TASK INSTRUCTIONS: Print all of the data exactly.

ITEMS:
++++++
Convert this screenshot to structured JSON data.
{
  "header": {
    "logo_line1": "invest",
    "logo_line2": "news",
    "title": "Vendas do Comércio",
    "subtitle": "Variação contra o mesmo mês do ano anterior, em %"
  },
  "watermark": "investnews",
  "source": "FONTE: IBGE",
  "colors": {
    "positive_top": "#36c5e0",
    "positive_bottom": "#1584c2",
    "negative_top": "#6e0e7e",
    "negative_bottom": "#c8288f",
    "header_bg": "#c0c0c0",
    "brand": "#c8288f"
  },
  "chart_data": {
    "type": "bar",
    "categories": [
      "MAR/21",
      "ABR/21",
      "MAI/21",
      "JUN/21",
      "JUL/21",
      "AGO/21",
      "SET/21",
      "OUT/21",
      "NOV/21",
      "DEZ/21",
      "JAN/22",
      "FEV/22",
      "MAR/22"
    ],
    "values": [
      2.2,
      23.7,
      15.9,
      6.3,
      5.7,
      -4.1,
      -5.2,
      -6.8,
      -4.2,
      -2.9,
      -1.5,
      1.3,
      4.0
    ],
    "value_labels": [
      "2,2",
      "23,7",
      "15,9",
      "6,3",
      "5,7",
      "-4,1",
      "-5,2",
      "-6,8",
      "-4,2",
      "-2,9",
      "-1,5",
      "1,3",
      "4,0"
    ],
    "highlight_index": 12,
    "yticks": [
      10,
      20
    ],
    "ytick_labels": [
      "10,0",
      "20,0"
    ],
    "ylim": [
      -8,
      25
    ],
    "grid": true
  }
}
++++++
RESULT OF THE TASK:
Convert this screenshot to structured JSON data.
{
  "header": {
    "logo_line1": "invest",
    "logo_line2": "news",
    "title": "Vendas do Comércio",
    "subtitle": "Variação contra o mesmo mês do ano anterior, em %"
  },
  "watermark": "investnews",
  "source": "FONTE: IBGE",
  "colors": {
    "positive_top": "#36c5e0",
    "positive_bottom": "#1584c2",
    "negative_top": "#6e0e7e",
    "negative_bottom": "#c8288f",
    "header_bg": "#c0c0c0",
    "brand": "#c8288f"
  },
  "chart_data": {
    "type": "bar",
    "categories": [
      "MAR/21",
      "ABR/21",
      "MAI/21",
      "JUN/21",
      "JUL/21",
      "AGO/21",
      "SET/21",
      "OUT/21",
      "NOV/21",
      "DEZ/21",
      "JAN/22",
      "FEV/22",
      "MAR/22"
    ],
    "values": [
      2.2,
      23.7,
      15.9,
      6.3,
      5.7,
      -4.1,
      -5.2,
      -6.8,
      -4.2,
      -2.9,
      -1.5,
      1.3,
      4.0
    ],
    "value_labels": [
      "2,2",
      "23,7",
      "15,9",
      "6,3",
      "5,7",
      "-4,1",
      "-5,2",
      "-6,8",
      "-4,2",
      "-2,9",
      "-1,5",
      "1,3",
      "4,0"
    ],
    "highlight_index": 12,
    "yticks": [
      10,
      20
    ],
    "ytick_labels": [
      "10,0",
      "20,0"
    ],
    "ylim": [
      -8,
      25
    ],
    "grid": true
  }
}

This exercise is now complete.